** START OF Records to use **
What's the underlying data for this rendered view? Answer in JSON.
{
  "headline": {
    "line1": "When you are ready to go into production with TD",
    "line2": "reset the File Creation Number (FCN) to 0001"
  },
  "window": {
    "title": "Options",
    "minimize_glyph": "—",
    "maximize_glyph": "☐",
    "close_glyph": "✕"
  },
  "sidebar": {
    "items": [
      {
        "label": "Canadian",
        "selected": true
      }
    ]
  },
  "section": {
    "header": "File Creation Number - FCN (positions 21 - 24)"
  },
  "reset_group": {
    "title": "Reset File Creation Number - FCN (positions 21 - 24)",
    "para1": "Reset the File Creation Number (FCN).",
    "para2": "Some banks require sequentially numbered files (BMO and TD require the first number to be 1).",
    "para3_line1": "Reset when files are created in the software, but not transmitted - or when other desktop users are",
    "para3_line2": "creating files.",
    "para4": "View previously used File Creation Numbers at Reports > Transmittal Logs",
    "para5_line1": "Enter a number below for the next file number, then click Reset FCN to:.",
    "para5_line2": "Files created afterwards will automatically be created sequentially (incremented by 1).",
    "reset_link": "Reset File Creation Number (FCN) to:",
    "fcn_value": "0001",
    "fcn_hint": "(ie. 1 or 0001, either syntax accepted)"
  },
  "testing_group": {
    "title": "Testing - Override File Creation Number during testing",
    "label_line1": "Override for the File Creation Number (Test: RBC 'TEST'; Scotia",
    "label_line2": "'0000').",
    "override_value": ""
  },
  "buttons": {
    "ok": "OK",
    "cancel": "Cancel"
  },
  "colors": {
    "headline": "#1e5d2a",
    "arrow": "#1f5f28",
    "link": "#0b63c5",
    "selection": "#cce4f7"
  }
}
** END OF Records to use **
Report how many lines in the records hold the word "positions", giving the number and nothing else.

2